Tell me how many lines hold "success", please, using only the number.
---------- Dataset rows
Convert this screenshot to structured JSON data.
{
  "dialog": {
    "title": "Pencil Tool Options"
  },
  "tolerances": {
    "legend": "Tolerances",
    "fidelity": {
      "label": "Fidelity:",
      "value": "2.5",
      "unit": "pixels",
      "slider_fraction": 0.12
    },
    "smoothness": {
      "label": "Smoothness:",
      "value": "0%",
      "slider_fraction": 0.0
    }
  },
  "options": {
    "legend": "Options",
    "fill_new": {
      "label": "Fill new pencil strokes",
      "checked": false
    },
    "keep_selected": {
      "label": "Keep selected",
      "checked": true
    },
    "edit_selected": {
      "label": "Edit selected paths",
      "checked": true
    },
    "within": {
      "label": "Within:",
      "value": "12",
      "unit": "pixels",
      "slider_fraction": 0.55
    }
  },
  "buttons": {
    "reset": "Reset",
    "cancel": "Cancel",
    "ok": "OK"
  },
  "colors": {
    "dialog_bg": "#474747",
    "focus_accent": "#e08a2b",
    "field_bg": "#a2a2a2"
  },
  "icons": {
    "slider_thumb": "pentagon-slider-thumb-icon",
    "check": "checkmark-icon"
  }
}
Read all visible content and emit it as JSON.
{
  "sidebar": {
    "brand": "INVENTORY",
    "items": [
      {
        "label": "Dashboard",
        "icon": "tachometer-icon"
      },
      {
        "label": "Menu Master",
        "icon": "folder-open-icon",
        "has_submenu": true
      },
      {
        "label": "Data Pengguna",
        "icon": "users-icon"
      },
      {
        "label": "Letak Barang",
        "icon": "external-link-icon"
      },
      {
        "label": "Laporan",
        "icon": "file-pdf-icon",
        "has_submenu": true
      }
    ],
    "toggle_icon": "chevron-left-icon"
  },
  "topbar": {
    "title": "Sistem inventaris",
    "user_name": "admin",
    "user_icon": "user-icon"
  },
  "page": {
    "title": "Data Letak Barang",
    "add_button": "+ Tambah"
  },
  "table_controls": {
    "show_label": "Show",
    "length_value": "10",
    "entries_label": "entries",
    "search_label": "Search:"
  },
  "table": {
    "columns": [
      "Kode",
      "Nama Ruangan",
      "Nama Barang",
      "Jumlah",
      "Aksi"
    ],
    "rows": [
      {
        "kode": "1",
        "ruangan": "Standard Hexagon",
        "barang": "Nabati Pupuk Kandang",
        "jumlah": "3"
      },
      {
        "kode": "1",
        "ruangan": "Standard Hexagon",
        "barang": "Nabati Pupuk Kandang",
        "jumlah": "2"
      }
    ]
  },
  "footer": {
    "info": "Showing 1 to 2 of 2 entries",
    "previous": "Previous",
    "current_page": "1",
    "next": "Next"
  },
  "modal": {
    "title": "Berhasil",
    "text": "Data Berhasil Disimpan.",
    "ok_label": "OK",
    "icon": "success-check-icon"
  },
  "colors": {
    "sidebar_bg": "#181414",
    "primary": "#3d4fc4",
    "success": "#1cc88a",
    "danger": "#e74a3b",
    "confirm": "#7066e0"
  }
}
--------------------
---------- Dataset rows
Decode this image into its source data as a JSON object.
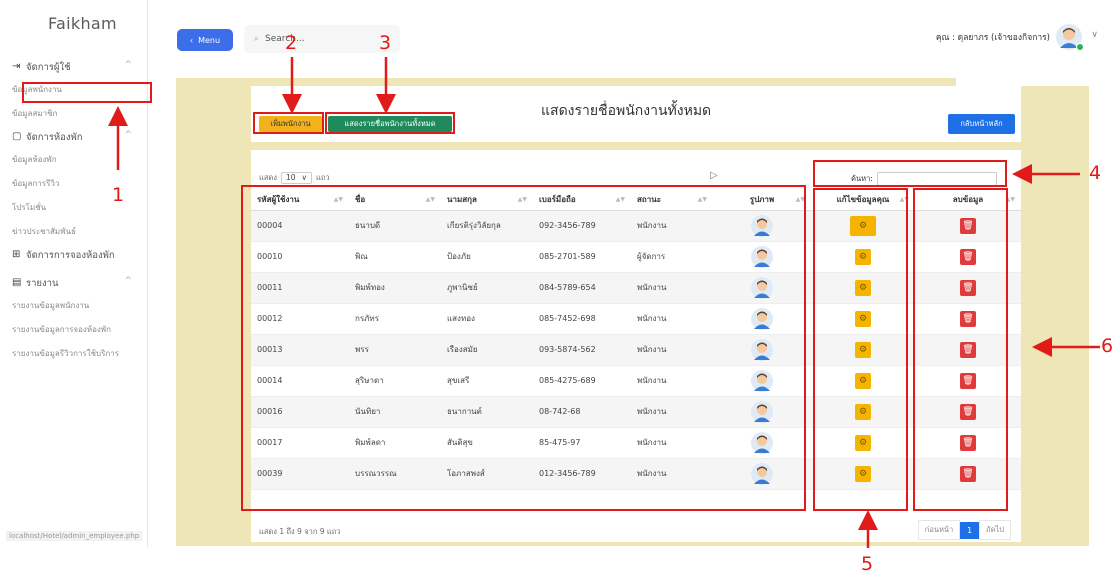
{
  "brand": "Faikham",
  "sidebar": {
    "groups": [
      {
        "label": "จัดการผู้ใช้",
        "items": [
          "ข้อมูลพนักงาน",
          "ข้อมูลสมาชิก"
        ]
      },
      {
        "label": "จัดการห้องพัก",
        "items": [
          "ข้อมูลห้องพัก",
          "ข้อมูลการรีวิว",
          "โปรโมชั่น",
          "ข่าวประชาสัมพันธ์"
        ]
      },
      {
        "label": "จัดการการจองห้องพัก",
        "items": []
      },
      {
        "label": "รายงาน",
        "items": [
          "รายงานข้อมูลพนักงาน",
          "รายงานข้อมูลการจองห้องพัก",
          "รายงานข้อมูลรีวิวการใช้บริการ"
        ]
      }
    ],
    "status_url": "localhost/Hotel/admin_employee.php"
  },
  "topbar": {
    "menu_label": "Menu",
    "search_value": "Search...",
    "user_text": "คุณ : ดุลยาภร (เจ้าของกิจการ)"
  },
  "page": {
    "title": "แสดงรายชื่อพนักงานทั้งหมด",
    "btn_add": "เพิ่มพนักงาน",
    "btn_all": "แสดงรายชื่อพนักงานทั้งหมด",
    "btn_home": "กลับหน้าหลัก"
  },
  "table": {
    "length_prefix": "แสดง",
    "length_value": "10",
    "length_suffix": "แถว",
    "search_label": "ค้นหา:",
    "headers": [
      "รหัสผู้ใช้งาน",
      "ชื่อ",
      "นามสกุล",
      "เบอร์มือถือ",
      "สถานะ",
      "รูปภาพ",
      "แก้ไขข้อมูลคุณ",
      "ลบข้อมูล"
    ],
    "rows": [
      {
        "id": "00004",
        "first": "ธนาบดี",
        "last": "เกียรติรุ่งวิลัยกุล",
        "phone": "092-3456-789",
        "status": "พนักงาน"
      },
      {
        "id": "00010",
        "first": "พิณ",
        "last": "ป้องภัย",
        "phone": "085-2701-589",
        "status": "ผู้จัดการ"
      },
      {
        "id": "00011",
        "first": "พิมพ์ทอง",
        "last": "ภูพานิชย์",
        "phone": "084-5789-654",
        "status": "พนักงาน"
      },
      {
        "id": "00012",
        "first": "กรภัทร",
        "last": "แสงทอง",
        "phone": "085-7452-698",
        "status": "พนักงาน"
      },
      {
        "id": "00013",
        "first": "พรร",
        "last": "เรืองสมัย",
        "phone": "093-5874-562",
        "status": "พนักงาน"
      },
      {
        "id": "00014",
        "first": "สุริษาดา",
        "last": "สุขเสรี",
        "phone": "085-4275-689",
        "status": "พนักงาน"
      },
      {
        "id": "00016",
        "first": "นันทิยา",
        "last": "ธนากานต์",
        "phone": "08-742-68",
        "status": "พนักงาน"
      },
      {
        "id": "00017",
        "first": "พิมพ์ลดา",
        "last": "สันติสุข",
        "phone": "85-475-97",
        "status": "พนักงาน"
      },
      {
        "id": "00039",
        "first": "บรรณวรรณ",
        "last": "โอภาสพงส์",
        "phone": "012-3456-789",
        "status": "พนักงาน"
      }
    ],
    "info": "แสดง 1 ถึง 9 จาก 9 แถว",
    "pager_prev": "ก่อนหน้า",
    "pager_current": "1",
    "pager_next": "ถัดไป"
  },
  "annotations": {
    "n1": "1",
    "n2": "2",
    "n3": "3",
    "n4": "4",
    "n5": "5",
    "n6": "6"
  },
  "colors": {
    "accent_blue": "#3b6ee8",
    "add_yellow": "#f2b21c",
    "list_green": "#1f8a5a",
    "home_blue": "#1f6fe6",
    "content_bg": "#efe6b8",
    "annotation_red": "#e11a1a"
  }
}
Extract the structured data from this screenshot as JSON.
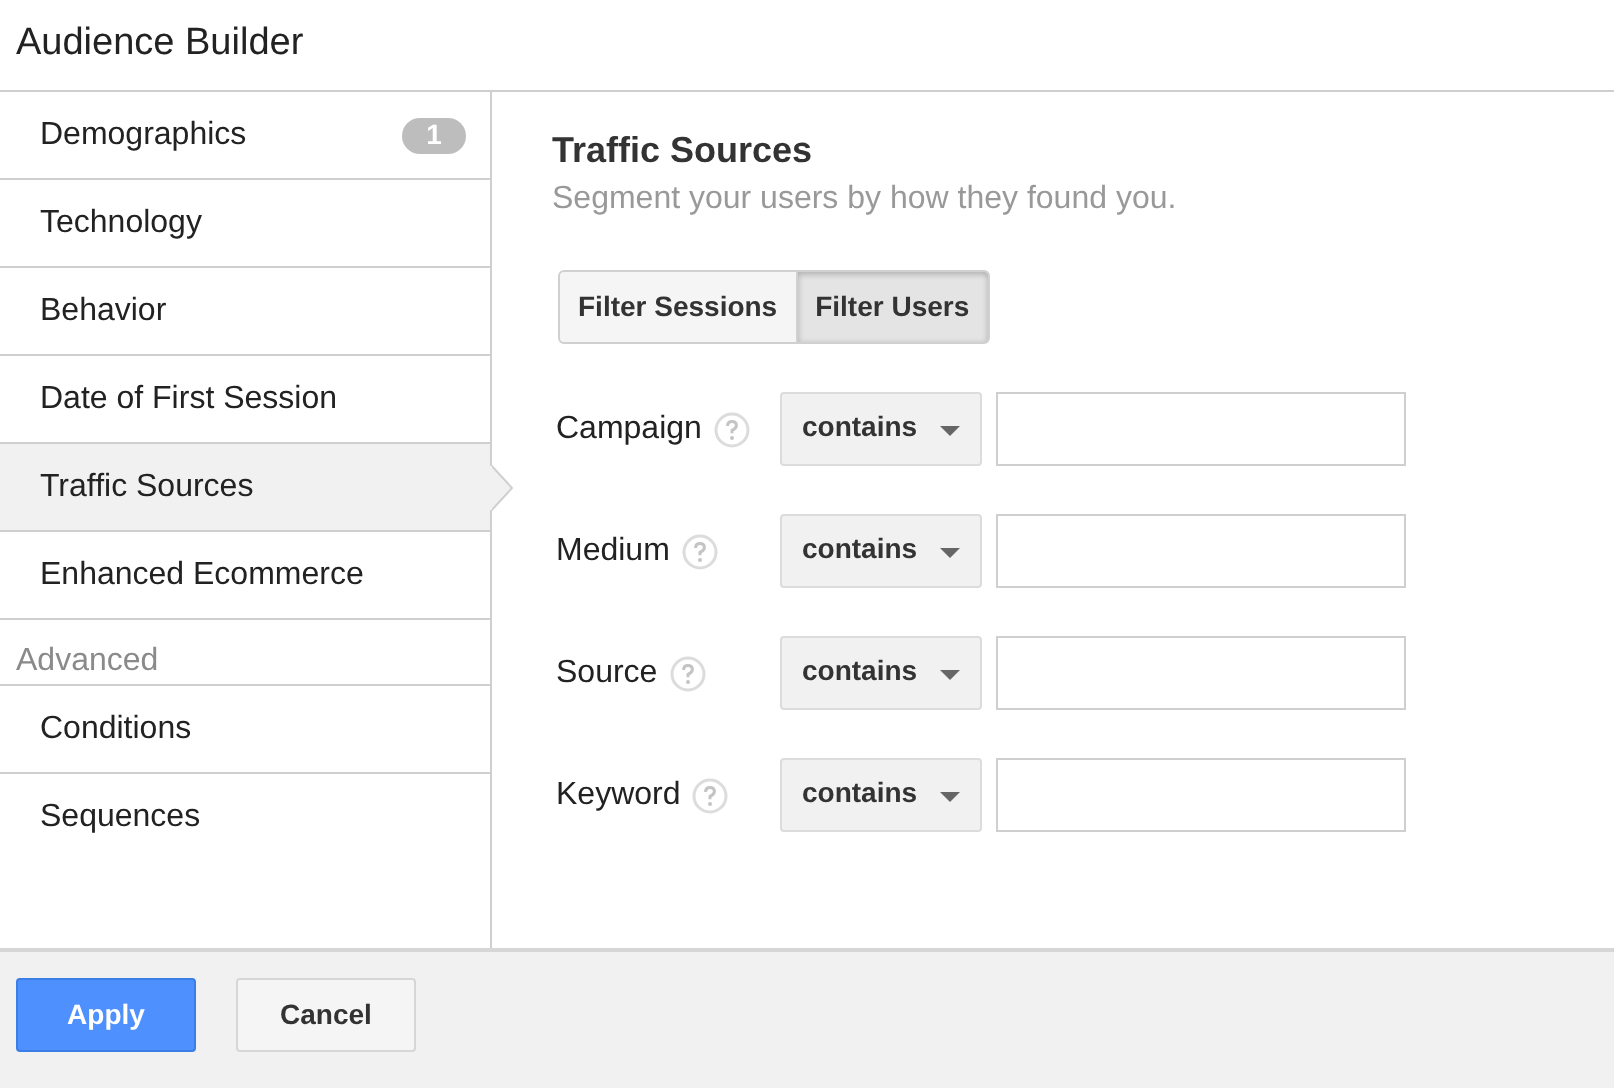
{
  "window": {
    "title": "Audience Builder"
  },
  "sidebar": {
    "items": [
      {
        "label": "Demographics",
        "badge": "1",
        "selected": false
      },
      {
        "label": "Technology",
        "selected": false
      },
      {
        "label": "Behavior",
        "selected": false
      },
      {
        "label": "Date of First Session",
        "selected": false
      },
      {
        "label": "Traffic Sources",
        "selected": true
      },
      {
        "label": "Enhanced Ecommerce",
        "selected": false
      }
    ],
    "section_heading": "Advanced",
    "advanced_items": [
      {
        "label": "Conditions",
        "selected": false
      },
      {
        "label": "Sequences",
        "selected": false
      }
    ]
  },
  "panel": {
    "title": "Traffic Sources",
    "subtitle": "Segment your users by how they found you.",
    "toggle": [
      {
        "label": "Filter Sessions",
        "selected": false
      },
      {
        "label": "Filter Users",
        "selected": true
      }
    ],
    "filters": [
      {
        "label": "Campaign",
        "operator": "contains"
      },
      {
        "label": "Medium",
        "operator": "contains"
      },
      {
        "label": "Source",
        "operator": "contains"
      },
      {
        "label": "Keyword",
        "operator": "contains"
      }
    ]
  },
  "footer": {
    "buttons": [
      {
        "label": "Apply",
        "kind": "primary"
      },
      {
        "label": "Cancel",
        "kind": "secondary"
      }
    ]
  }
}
--------------------
Task output:
2